### Set problem
Below are records to repeat exactly. Omit the pictures from the copy.

### Data lines
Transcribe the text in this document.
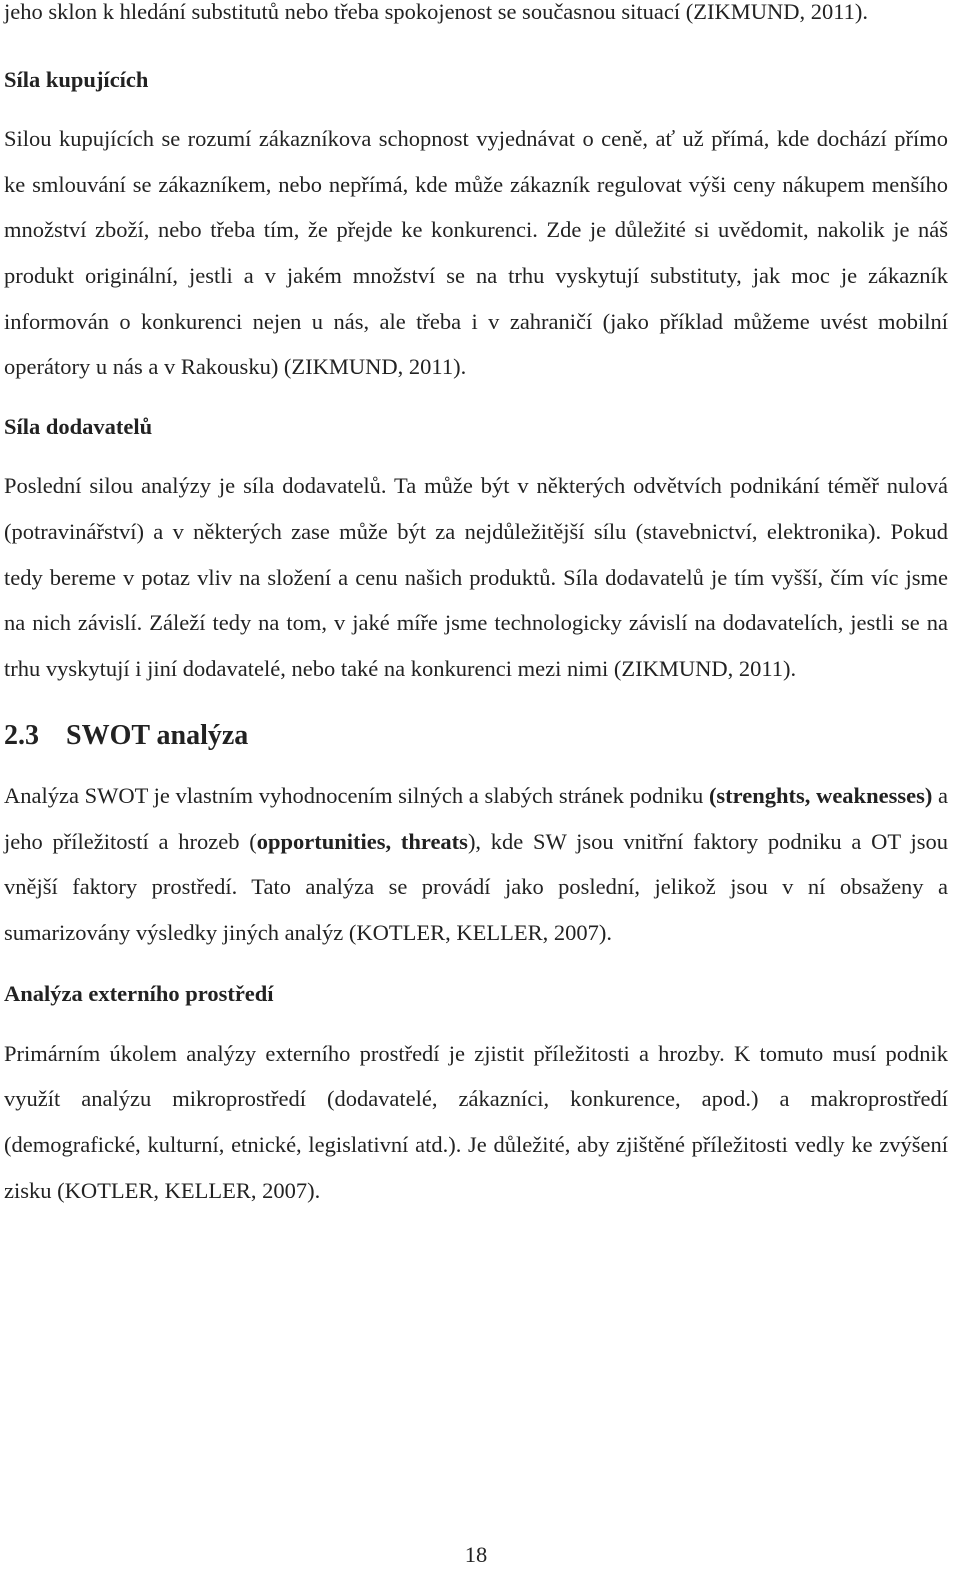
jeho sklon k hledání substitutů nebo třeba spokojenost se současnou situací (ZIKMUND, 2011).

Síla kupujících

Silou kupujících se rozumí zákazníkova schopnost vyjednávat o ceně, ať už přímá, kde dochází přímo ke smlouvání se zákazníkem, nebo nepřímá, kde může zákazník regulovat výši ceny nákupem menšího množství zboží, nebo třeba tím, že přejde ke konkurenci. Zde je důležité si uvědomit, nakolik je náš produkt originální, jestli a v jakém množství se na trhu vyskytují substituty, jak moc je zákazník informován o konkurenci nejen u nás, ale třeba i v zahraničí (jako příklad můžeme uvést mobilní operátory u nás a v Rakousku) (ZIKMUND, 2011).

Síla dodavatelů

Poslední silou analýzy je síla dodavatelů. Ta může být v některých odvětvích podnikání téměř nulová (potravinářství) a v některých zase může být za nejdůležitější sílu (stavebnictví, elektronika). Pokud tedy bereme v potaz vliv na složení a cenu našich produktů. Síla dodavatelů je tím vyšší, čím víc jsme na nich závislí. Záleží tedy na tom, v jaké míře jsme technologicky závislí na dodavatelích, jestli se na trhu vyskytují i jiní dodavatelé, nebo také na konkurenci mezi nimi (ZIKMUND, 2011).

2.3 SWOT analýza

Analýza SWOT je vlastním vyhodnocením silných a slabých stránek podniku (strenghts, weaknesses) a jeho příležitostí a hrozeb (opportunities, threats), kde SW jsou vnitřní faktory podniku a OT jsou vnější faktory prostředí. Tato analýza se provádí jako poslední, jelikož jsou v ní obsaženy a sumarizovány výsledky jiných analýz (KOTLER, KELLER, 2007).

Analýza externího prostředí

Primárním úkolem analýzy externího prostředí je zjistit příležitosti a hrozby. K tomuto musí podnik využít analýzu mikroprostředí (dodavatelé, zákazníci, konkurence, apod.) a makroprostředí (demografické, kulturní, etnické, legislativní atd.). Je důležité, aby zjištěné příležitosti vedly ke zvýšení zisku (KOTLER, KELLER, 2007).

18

### Exercise result
Transcribe the text in this document.
jeho sklon k hledání substitutů nebo třeba spokojenost se současnou situací (ZIKMUND, 2011).

Síla kupujících

Silou kupujících se rozumí zákazníkova schopnost vyjednávat o ceně, ať už přímá, kde dochází přímo ke smlouvání se zákazníkem, nebo nepřímá, kde může zákazník regulovat výši ceny nákupem menšího množství zboží, nebo třeba tím, že přejde ke konkurenci. Zde je důležité si uvědomit, nakolik je náš produkt originální, jestli a v jakém množství se na trhu vyskytují substituty, jak moc je zákazník informován o konkurenci nejen u nás, ale třeba i v zahraničí (jako příklad můžeme uvést mobilní operátory u nás a v Rakousku) (ZIKMUND, 2011).

Síla dodavatelů

Poslední silou analýzy je síla dodavatelů. Ta může být v některých odvětvích podnikání téměř nulová (potravinářství) a v některých zase může být za nejdůležitější sílu (stavebnictví, elektronika). Pokud tedy bereme v potaz vliv na složení a cenu našich produktů. Síla dodavatelů je tím vyšší, čím víc jsme na nich závislí. Záleží tedy na tom, v jaké míře jsme technologicky závislí na dodavatelích, jestli se na trhu vyskytují i jiní dodavatelé, nebo také na konkurenci mezi nimi (ZIKMUND, 2011).

2.3 SWOT analýza

Analýza SWOT je vlastním vyhodnocením silných a slabých stránek podniku (strenghts, weaknesses) a jeho příležitostí a hrozeb (opportunities, threats), kde SW jsou vnitřní faktory podniku a OT jsou vnější faktory prostředí. Tato analýza se provádí jako poslední, jelikož jsou v ní obsaženy a sumarizovány výsledky jiných analýz (KOTLER, KELLER, 2007).

Analýza externího prostředí

Primárním úkolem analýzy externího prostředí je zjistit příležitosti a hrozby. K tomuto musí podnik využít analýzu mikroprostředí (dodavatelé, zákazníci, konkurence, apod.) a makroprostředí (demografické, kulturní, etnické, legislativní atd.). Je důležité, aby zjištěné příležitosti vedly ke zvýšení zisku (KOTLER, KELLER, 2007).

18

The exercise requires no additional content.